WHAT IS NEEDED – Please repeat all of the listing exactly.

RECORDS FOR THE TASK –
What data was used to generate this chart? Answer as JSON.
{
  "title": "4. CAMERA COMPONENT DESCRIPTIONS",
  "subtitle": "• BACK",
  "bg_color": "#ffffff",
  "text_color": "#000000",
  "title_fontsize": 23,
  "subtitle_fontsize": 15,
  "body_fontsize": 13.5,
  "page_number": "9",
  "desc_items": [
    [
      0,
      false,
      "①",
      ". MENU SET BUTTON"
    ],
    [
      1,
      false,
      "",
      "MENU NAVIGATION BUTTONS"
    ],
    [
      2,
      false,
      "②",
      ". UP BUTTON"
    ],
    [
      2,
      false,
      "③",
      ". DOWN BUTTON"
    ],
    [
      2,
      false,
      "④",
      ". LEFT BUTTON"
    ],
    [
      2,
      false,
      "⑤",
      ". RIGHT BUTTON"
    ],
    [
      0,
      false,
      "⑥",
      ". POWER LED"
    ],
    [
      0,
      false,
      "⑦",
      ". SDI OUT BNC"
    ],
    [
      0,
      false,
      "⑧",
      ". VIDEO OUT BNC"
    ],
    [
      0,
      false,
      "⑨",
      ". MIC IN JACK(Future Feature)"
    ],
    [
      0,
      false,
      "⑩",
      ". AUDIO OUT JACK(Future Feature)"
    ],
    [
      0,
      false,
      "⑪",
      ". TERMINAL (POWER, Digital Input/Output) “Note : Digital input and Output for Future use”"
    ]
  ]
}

WRITTEN ANSWER –
What data was used to generate this chart? Answer as JSON.
{
  "title": "4. CAMERA COMPONENT DESCRIPTIONS",
  "subtitle": "• BACK",
  "bg_color": "#ffffff",
  "text_color": "#000000",
  "title_fontsize": 23,
  "subtitle_fontsize": 15,
  "body_fontsize": 13.5,
  "page_number": "9",
  "desc_items": [
    [
      0,
      false,
      "①",
      ". MENU SET BUTTON"
    ],
    [
      1,
      false,
      "",
      "MENU NAVIGATION BUTTONS"
    ],
    [
      2,
      false,
      "②",
      ". UP BUTTON"
    ],
    [
      2,
      false,
      "③",
      ". DOWN BUTTON"
    ],
    [
      2,
      false,
      "④",
      ". LEFT BUTTON"
    ],
    [
      2,
      false,
      "⑤",
      ". RIGHT BUTTON"
    ],
    [
      0,
      false,
      "⑥",
      ". POWER LED"
    ],
    [
      0,
      false,
      "⑦",
      ". SDI OUT BNC"
    ],
    [
      0,
      false,
      "⑧",
      ". VIDEO OUT BNC"
    ],
    [
      0,
      false,
      "⑨",
      ". MIC IN JACK(Future Feature)"
    ],
    [
      0,
      false,
      "⑩",
      ". AUDIO OUT JACK(Future Feature)"
    ],
    [
      0,
      false,
      "⑪",
      ". TERMINAL (POWER, Digital Input/Output) “Note : Digital input and Output for Future use”"
    ]
  ]
}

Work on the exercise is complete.